Work instructions:
Each line containing the word "JSON" needs to be copied.

--- Supplied information ---

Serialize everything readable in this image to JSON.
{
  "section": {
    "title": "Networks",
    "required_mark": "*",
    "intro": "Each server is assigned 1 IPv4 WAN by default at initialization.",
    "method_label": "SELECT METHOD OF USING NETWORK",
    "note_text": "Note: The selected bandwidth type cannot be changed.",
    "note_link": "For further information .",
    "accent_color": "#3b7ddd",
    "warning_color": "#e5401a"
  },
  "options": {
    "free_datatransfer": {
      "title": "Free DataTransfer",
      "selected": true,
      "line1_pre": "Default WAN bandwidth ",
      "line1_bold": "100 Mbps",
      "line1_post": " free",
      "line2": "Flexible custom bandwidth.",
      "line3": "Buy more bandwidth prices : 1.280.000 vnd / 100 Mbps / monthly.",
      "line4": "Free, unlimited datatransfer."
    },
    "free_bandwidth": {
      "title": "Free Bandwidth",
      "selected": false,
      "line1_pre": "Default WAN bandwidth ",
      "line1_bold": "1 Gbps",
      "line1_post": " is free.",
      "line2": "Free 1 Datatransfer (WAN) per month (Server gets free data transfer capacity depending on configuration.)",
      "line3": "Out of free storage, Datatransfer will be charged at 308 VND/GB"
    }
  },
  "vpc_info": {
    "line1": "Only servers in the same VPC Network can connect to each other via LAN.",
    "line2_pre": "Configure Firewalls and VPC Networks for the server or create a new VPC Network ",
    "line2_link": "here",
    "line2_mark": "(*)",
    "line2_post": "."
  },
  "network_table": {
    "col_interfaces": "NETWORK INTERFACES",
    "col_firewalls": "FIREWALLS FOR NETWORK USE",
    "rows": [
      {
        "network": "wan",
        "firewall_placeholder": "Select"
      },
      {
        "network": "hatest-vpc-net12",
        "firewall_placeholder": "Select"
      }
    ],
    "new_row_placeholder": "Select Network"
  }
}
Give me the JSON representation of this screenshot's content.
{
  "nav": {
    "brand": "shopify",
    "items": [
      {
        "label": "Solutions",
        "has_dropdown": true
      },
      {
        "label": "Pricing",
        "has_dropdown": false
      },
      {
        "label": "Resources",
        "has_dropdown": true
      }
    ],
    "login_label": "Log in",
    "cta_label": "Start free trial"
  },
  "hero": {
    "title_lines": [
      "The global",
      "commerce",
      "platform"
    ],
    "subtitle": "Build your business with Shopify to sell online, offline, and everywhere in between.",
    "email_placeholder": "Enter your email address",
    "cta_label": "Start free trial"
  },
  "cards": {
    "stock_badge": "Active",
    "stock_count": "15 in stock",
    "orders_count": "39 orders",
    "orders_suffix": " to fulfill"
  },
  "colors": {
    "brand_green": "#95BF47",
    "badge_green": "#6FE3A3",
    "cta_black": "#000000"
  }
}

---

Exercise answer:
Serialize everything readable in this image to JSON.
Give me the JSON representation of this screenshot's content.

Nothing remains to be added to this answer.